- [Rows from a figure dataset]

□ □ □ □ □

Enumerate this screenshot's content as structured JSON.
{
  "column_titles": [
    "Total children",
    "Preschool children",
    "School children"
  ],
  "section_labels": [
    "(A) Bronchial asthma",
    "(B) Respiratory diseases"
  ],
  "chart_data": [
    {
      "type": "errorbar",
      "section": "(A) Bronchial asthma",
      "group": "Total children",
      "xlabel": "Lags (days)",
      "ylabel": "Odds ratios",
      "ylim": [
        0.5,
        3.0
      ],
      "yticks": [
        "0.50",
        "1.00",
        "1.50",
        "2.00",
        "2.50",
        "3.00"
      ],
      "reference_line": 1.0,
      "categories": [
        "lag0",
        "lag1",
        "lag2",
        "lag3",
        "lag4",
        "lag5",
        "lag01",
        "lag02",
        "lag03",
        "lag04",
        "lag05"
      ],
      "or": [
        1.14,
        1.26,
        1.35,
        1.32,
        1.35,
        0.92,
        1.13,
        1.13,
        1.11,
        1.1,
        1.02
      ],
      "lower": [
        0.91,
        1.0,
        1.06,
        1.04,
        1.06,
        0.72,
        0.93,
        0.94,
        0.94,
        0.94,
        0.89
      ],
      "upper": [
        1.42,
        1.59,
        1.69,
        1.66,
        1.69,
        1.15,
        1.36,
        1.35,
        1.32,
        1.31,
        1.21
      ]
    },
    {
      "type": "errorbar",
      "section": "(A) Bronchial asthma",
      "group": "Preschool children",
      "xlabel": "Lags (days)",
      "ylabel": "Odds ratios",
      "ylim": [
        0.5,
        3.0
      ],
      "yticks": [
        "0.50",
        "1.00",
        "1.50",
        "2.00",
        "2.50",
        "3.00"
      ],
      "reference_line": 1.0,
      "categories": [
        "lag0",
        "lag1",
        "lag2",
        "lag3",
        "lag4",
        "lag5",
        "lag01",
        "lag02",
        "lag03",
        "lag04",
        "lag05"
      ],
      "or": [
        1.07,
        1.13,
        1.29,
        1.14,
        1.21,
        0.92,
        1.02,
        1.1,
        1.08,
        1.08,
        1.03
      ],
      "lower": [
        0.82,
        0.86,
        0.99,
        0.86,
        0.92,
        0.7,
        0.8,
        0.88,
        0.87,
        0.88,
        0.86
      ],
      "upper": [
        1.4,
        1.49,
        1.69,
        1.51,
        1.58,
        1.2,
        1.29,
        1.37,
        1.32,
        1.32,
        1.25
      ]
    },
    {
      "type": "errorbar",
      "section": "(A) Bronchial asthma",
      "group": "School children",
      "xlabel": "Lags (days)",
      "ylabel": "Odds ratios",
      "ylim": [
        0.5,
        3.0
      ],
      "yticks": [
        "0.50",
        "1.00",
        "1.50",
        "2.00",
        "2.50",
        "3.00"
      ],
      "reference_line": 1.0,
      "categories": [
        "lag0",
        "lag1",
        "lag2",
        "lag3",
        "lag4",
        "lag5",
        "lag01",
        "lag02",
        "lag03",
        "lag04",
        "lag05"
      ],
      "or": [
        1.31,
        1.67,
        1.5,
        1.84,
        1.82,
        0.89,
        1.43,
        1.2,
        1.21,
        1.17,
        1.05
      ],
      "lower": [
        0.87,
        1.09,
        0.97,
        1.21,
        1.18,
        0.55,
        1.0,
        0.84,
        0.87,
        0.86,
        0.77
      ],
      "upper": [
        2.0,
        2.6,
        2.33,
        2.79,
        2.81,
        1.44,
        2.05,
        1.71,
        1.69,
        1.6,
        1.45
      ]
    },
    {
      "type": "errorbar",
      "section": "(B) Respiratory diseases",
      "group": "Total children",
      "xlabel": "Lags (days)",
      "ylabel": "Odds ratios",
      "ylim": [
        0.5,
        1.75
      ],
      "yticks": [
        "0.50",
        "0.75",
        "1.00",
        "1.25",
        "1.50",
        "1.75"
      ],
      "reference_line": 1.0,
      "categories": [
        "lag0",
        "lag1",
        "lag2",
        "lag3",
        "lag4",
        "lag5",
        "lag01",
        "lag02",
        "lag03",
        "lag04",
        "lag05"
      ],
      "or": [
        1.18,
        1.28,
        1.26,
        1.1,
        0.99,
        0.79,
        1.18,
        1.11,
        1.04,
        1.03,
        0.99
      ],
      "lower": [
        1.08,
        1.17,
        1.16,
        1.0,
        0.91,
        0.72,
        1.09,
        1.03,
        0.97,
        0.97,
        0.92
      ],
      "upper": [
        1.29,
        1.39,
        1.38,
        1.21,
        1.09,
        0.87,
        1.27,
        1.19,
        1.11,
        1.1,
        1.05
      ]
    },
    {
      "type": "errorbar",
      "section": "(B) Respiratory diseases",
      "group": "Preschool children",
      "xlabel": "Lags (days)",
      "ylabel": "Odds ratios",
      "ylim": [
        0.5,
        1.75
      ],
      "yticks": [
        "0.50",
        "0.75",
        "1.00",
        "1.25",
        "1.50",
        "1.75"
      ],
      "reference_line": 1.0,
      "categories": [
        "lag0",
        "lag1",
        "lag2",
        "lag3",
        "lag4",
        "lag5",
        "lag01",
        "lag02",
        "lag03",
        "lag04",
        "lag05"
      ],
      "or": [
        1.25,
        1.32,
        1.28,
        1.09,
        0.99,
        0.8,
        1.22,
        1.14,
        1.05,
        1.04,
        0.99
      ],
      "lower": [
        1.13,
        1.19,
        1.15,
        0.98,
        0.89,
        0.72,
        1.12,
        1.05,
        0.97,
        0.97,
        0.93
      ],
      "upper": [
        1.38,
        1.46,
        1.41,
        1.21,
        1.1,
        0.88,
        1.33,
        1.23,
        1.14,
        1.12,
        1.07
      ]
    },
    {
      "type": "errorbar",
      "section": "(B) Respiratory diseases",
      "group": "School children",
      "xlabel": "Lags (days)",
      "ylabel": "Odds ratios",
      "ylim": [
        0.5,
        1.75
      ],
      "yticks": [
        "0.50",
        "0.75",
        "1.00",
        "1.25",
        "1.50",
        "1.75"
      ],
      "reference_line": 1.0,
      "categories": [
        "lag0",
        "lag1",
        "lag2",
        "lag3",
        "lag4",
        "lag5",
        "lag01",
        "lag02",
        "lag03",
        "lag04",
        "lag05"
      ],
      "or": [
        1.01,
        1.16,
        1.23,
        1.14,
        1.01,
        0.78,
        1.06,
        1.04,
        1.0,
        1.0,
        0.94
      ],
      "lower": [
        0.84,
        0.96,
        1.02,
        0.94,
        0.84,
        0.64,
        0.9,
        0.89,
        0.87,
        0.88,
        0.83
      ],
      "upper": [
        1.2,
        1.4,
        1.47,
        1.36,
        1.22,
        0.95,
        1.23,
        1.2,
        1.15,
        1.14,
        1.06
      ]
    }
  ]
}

□ □ □ □ □

- [TASK TO COMPLETE] Without omitting anything, output the entries exactly.

- [RESULT]
Enumerate this screenshot's content as structured JSON.
{
  "column_titles": [
    "Total children",
    "Preschool children",
    "School children"
  ],
  "section_labels": [
    "(A) Bronchial asthma",
    "(B) Respiratory diseases"
  ],
  "chart_data": [
    {
      "type": "errorbar",
      "section": "(A) Bronchial asthma",
      "group": "Total children",
      "xlabel": "Lags (days)",
      "ylabel": "Odds ratios",
      "ylim": [
        0.5,
        3.0
      ],
      "yticks": [
        "0.50",
        "1.00",
        "1.50",
        "2.00",
        "2.50",
        "3.00"
      ],
      "reference_line": 1.0,
      "categories": [
        "lag0",
        "lag1",
        "lag2",
        "lag3",
        "lag4",
        "lag5",
        "lag01",
        "lag02",
        "lag03",
        "lag04",
        "lag05"
      ],
      "or": [
        1.14,
        1.26,
        1.35,
        1.32,
        1.35,
        0.92,
        1.13,
        1.13,
        1.11,
        1.1,
        1.02
      ],
      "lower": [
        0.91,
        1.0,
        1.06,
        1.04,
        1.06,
        0.72,
        0.93,
        0.94,
        0.94,
        0.94,
        0.89
      ],
      "upper": [
        1.42,
        1.59,
        1.69,
        1.66,
        1.69,
        1.15,
        1.36,
        1.35,
        1.32,
        1.31,
        1.21
      ]
    },
    {
      "type": "errorbar",
      "section": "(A) Bronchial asthma",
      "group": "Preschool children",
      "xlabel": "Lags (days)",
      "ylabel": "Odds ratios",
      "ylim": [
        0.5,
        3.0
      ],
      "yticks": [
        "0.50",
        "1.00",
        "1.50",
        "2.00",
        "2.50",
        "3.00"
      ],
      "reference_line": 1.0,
      "categories": [
        "lag0",
        "lag1",
        "lag2",
        "lag3",
        "lag4",
        "lag5",
        "lag01",
        "lag02",
        "lag03",
        "lag04",
        "lag05"
      ],
      "or": [
        1.07,
        1.13,
        1.29,
        1.14,
        1.21,
        0.92,
        1.02,
        1.1,
        1.08,
        1.08,
        1.03
      ],
      "lower": [
        0.82,
        0.86,
        0.99,
        0.86,
        0.92,
        0.7,
        0.8,
        0.88,
        0.87,
        0.88,
        0.86
      ],
      "upper": [
        1.4,
        1.49,
        1.69,
        1.51,
        1.58,
        1.2,
        1.29,
        1.37,
        1.32,
        1.32,
        1.25
      ]
    },
    {
      "type": "errorbar",
      "section": "(A) Bronchial asthma",
      "group": "School children",
      "xlabel": "Lags (days)",
      "ylabel": "Odds ratios",
      "ylim": [
        0.5,
        3.0
      ],
      "yticks": [
        "0.50",
        "1.00",
        "1.50",
        "2.00",
        "2.50",
        "3.00"
      ],
      "reference_line": 1.0,
      "categories": [
        "lag0",
        "lag1",
        "lag2",
        "lag3",
        "lag4",
        "lag5",
        "lag01",
        "lag02",
        "lag03",
        "lag04",
        "lag05"
      ],
      "or": [
        1.31,
        1.67,
        1.5,
        1.84,
        1.82,
        0.89,
        1.43,
        1.2,
        1.21,
        1.17,
        1.05
      ],
      "lower": [
        0.87,
        1.09,
        0.97,
        1.21,
        1.18,
        0.55,
        1.0,
        0.84,
        0.87,
        0.86,
        0.77
      ],
      "upper": [
        2.0,
        2.6,
        2.33,
        2.79,
        2.81,
        1.44,
        2.05,
        1.71,
        1.69,
        1.6,
        1.45
      ]
    },
    {
      "type": "errorbar",
      "section": "(B) Respiratory diseases",
      "group": "Total children",
      "xlabel": "Lags (days)",
      "ylabel": "Odds ratios",
      "ylim": [
        0.5,
        1.75
      ],
      "yticks": [
        "0.50",
        "0.75",
        "1.00",
        "1.25",
        "1.50",
        "1.75"
      ],
      "reference_line": 1.0,
      "categories": [
        "lag0",
        "lag1",
        "lag2",
        "lag3",
        "lag4",
        "lag5",
        "lag01",
        "lag02",
        "lag03",
        "lag04",
        "lag05"
      ],
      "or": [
        1.18,
        1.28,
        1.26,
        1.1,
        0.99,
        0.79,
        1.18,
        1.11,
        1.04,
        1.03,
        0.99
      ],
      "lower": [
        1.08,
        1.17,
        1.16,
        1.0,
        0.91,
        0.72,
        1.09,
        1.03,
        0.97,
        0.97,
        0.92
      ],
      "upper": [
        1.29,
        1.39,
        1.38,
        1.21,
        1.09,
        0.87,
        1.27,
        1.19,
        1.11,
        1.1,
        1.05
      ]
    },
    {
      "type": "errorbar",
      "section": "(B) Respiratory diseases",
      "group": "Preschool children",
      "xlabel": "Lags (days)",
      "ylabel": "Odds ratios",
      "ylim": [
        0.5,
        1.75
      ],
      "yticks": [
        "0.50",
        "0.75",
        "1.00",
        "1.25",
        "1.50",
        "1.75"
      ],
      "reference_line": 1.0,
      "categories": [
        "lag0",
        "lag1",
        "lag2",
        "lag3",
        "lag4",
        "lag5",
        "lag01",
        "lag02",
        "lag03",
        "lag04",
        "lag05"
      ],
      "or": [
        1.25,
        1.32,
        1.28,
        1.09,
        0.99,
        0.8,
        1.22,
        1.14,
        1.05,
        1.04,
        0.99
      ],
      "lower": [
        1.13,
        1.19,
        1.15,
        0.98,
        0.89,
        0.72,
        1.12,
        1.05,
        0.97,
        0.97,
        0.93
      ],
      "upper": [
        1.38,
        1.46,
        1.41,
        1.21,
        1.1,
        0.88,
        1.33,
        1.23,
        1.14,
        1.12,
        1.07
      ]
    },
    {
      "type": "errorbar",
      "section": "(B) Respiratory diseases",
      "group": "School children",
      "xlabel": "Lags (days)",
      "ylabel": "Odds ratios",
      "ylim": [
        0.5,
        1.75
      ],
      "yticks": [
        "0.50",
        "0.75",
        "1.00",
        "1.25",
        "1.50",
        "1.75"
      ],
      "reference_line": 1.0,
      "categories": [
        "lag0",
        "lag1",
        "lag2",
        "lag3",
        "lag4",
        "lag5",
        "lag01",
        "lag02",
        "lag03",
        "lag04",
        "lag05"
      ],
      "or": [
        1.01,
        1.16,
        1.23,
        1.14,
        1.01,
        0.78,
        1.06,
        1.04,
        1.0,
        1.0,
        0.94
      ],
      "lower": [
        0.84,
        0.96,
        1.02,
        0.94,
        0.84,
        0.64,
        0.9,
        0.89,
        0.87,
        0.88,
        0.83
      ],
      "upper": [
        1.2,
        1.4,
        1.47,
        1.36,
        1.22,
        0.95,
        1.23,
        1.2,
        1.15,
        1.14,
        1.06
      ]
    }
  ]
}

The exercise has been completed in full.